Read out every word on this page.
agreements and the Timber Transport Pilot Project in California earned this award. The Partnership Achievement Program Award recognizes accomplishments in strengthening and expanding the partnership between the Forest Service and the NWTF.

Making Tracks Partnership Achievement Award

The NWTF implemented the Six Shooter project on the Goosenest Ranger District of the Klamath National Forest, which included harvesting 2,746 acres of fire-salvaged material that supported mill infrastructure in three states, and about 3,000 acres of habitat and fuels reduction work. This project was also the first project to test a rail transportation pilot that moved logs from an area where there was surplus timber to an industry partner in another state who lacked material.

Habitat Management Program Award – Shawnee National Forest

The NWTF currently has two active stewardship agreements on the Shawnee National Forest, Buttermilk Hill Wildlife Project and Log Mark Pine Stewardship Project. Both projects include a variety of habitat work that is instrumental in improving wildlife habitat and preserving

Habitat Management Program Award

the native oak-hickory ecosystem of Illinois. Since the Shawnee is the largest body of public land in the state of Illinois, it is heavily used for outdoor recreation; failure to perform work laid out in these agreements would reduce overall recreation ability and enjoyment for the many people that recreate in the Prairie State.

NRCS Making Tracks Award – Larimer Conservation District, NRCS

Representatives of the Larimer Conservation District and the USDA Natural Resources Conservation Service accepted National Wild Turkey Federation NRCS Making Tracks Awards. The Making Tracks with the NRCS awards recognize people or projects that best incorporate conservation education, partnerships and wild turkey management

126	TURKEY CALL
........
**REQUEST**
All the data must be duplicated exactly, with nothing added or removed.

**SOLUTION BELOW**
Read out every word on this page.
agreements and the Timber Transport Pilot Project in California earned this award. The Partnership Achievement Program Award recognizes accomplishments in strengthening and expanding the partnership between the Forest Service and the NWTF.

Making Tracks Partnership Achievement Award

The NWTF implemented the Six Shooter project on the Goosenest Ranger District of the Klamath National Forest, which included harvesting 2,746 acres of fire-salvaged material that supported mill infrastructure in three states, and about 3,000 acres of habitat and fuels reduction work. This project was also the first project to test a rail transportation pilot that moved logs from an area where there was surplus timber to an industry partner in another state who lacked material.

Habitat Management Program Award – Shawnee National Forest

The NWTF currently has two active stewardship agreements on the Shawnee National Forest, Buttermilk Hill Wildlife Project and Log Mark Pine Stewardship Project. Both projects include a variety of habitat work that is instrumental in improving wildlife habitat and preserving

Habitat Management Program Award

the native oak-hickory ecosystem of Illinois. Since the Shawnee is the largest body of public land in the state of Illinois, it is heavily used for outdoor recreation; failure to perform work laid out in these agreements would reduce overall recreation ability and enjoyment for the many people that recreate in the Prairie State.

NRCS Making Tracks Award – Larimer Conservation District, NRCS

Representatives of the Larimer Conservation District and the USDA Natural Resources Conservation Service accepted National Wild Turkey Federation NRCS Making Tracks Awards. The Making Tracks with the NRCS awards recognize people or projects that best incorporate conservation education, partnerships and wild turkey management

126	TURKEY CALL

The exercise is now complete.